[start of Data rows]
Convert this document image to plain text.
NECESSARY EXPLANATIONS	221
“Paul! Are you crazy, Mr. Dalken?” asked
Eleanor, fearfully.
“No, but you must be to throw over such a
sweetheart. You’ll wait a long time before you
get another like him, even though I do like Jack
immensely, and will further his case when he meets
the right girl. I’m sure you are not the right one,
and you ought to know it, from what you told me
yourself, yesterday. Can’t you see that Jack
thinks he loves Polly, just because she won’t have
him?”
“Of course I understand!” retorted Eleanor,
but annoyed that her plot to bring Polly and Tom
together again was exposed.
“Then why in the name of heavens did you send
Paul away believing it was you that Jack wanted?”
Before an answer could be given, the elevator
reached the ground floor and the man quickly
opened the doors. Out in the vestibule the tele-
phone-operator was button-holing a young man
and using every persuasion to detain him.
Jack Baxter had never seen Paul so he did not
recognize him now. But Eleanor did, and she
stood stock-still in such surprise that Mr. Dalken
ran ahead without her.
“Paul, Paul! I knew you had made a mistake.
[end of Data rows]
[start of Data rows]
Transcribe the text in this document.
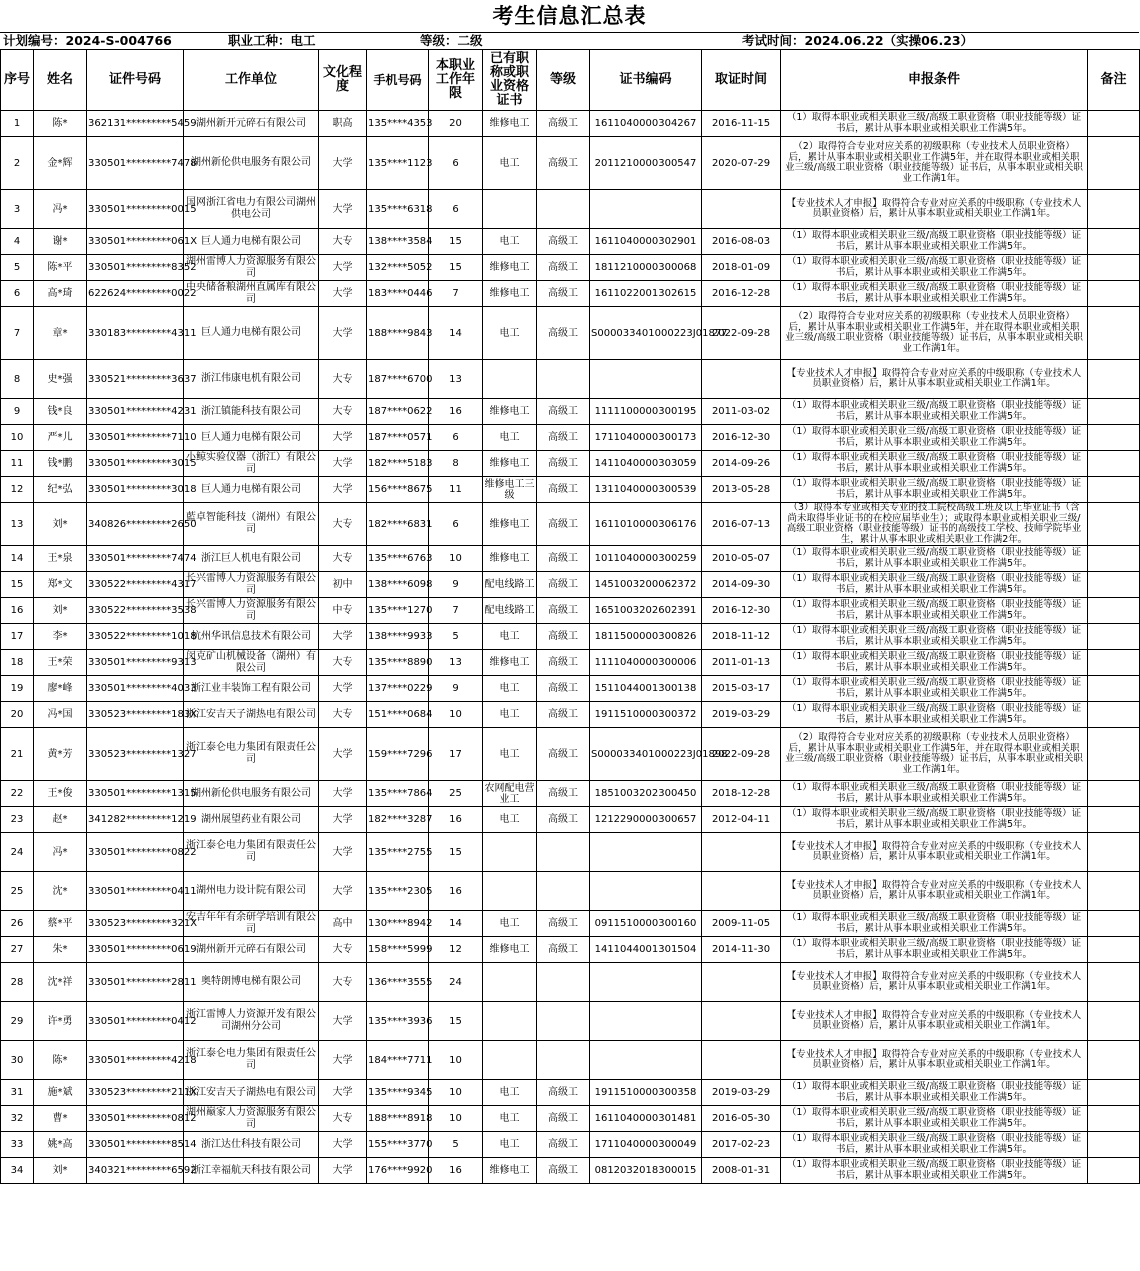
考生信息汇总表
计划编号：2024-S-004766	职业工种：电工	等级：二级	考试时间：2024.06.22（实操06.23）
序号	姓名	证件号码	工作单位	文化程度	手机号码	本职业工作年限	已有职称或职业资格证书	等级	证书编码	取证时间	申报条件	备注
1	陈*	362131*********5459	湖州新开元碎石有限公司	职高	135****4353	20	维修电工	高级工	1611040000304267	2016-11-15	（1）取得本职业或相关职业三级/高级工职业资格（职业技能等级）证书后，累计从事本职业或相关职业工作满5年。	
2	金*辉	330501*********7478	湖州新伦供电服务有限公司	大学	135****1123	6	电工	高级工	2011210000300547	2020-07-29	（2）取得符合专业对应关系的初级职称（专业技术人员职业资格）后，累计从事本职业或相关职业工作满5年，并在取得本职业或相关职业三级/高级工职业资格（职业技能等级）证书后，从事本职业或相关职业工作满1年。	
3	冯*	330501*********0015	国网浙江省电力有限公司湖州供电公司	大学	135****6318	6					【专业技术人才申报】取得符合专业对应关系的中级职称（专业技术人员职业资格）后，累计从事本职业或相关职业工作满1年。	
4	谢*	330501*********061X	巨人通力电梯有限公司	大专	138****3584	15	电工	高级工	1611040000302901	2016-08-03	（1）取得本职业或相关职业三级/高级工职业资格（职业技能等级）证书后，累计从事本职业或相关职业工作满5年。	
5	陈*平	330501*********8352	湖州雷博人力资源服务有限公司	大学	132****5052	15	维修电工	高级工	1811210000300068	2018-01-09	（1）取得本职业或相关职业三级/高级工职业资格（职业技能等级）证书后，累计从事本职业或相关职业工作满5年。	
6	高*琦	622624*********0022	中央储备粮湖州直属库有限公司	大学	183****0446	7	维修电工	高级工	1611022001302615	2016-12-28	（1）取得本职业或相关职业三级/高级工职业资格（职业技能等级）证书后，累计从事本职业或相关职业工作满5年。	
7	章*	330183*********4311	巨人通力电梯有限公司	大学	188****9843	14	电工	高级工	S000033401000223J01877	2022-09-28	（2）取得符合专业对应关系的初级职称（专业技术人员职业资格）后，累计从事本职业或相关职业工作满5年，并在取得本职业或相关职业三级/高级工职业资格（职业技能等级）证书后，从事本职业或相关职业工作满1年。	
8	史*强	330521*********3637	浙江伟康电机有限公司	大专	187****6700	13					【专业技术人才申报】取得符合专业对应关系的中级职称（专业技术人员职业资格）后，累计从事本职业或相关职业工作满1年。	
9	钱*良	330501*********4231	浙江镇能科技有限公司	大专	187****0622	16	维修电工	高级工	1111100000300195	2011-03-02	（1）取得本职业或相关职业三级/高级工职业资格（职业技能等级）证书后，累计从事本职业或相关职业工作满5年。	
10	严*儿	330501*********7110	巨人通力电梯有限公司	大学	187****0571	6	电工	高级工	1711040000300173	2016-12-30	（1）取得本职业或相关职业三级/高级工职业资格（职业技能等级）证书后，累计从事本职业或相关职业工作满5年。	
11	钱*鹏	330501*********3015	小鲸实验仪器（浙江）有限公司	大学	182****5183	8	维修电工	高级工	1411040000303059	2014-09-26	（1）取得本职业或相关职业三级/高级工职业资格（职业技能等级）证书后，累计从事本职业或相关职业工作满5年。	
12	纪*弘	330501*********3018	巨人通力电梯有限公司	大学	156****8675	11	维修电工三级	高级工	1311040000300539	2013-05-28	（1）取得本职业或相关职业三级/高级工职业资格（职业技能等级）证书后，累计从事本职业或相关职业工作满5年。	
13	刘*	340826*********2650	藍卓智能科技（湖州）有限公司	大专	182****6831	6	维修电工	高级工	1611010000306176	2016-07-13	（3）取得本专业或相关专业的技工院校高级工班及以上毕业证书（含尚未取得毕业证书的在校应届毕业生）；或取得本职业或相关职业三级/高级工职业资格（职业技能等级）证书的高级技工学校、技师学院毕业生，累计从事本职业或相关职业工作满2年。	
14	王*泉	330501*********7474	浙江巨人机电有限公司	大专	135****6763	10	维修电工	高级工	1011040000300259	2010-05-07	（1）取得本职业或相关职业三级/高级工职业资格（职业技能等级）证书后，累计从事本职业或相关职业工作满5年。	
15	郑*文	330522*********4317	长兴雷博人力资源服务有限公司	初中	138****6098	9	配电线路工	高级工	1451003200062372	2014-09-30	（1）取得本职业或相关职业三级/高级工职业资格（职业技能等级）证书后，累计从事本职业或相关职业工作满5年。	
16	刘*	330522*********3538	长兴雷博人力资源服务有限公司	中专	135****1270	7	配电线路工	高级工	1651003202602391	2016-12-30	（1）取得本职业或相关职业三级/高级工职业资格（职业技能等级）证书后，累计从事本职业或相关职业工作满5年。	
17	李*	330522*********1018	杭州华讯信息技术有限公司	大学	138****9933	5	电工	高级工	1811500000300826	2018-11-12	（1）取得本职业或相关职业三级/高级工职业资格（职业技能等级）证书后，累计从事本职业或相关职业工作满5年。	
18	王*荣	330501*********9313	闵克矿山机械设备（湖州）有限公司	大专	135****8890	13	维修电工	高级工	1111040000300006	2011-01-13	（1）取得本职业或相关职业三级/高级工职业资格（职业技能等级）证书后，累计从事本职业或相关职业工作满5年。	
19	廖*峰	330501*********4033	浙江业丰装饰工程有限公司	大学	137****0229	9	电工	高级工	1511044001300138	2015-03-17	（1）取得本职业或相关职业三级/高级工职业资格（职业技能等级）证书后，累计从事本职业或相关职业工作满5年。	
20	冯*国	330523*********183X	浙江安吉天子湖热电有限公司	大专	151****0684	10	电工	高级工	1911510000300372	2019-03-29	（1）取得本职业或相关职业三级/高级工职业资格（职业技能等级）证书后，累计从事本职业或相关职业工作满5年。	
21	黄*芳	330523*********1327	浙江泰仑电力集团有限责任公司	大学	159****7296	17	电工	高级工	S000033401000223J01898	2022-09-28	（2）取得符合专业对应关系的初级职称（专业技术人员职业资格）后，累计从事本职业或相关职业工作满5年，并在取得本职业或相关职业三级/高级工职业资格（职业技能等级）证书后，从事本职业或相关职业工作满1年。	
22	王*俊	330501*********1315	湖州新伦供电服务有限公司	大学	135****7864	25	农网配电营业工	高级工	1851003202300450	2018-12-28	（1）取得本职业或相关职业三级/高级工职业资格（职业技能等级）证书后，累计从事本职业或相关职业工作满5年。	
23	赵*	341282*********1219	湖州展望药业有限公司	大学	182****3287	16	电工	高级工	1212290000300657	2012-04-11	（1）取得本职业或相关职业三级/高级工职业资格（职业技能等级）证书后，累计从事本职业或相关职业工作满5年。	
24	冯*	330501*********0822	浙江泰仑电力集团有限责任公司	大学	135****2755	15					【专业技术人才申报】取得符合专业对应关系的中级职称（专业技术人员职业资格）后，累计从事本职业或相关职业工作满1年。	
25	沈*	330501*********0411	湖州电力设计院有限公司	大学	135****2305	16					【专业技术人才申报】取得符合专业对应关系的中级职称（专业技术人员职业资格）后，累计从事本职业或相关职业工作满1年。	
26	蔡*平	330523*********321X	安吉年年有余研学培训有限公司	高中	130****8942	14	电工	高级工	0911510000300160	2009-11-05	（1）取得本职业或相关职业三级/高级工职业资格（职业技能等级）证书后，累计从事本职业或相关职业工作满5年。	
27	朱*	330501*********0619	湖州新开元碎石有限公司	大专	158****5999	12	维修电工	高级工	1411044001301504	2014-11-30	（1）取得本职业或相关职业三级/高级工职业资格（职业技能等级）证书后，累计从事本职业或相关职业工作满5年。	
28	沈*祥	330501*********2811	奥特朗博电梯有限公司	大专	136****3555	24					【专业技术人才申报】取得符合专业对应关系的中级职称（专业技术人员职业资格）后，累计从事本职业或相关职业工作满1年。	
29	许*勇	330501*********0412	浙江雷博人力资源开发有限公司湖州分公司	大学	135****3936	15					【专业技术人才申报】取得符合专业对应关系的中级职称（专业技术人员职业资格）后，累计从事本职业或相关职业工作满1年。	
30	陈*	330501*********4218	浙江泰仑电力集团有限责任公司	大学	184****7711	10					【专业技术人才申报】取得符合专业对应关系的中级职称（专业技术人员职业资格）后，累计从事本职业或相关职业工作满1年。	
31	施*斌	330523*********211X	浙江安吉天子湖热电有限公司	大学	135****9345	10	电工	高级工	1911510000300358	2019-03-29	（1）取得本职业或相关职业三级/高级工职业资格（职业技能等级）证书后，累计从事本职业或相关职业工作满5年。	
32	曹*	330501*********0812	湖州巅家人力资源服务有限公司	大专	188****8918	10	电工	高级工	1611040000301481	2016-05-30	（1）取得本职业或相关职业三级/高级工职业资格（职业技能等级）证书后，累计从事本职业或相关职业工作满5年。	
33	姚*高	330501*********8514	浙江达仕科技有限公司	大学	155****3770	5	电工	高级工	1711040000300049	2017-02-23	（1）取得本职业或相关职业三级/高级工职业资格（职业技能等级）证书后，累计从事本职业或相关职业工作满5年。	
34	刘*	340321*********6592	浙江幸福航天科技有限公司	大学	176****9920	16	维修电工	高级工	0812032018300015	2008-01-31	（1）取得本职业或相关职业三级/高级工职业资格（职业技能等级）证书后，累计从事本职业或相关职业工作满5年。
[end of Data rows]
[start of Data rows]
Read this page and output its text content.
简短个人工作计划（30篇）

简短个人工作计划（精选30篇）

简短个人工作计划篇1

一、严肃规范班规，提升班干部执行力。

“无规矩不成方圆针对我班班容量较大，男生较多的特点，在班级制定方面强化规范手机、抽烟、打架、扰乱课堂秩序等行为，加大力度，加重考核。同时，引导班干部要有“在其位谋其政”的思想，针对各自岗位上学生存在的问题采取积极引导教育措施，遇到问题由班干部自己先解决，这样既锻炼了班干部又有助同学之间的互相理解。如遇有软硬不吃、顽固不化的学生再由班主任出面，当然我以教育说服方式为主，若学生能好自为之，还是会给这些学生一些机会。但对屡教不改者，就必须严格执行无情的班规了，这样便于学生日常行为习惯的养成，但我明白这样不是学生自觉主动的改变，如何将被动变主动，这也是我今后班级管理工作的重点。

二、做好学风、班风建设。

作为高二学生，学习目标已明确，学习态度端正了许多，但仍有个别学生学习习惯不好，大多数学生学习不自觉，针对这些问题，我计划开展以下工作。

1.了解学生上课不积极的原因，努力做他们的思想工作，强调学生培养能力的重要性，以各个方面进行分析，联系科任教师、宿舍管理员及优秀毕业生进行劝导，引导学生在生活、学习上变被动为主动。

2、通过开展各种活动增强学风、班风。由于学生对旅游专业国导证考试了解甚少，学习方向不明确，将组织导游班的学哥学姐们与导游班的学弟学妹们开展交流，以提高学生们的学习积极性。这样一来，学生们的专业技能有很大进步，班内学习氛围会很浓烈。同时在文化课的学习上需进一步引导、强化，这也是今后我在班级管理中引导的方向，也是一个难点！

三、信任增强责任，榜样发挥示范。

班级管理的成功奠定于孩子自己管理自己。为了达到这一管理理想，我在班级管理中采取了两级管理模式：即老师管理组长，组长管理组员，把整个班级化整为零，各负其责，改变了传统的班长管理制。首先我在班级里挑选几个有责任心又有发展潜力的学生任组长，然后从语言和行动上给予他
[end of Data rows]
## Written request
Display every line of the listing that contains the string "浙江泰仑电力集团有限责任公司".

## The answer
21	黄*芳	330523*********1327	浙江泰仑电力集团有限责任公司	大学	159****7296	17	电工	高级工	S000033401000223J01898	2022-09-28	（2）取得符合专业对应关系的初级职称（专业技术人员职业资格）后，累计从事本职业或相关职业工作满5年，并在取得本职业或相关职业三级/高级工职业资格（职业技能等级）证书后，从事本职业或相关职业工作满1年。	
24	冯*	330501*********0822	浙江泰仑电力集团有限责任公司	大学	135****2755	15					【专业技术人才申报】取得符合专业对应关系的中级职称（专业技术人员职业资格）后，累计从事本职业或相关职业工作满1年。	
30	陈*	330501*********4218	浙江泰仑电力集团有限责任公司	大学	184****7711	10					【专业技术人才申报】取得符合专业对应关系的中级职称（专业技术人员职业资格）后，累计从事本职业或相关职业工作满1年。	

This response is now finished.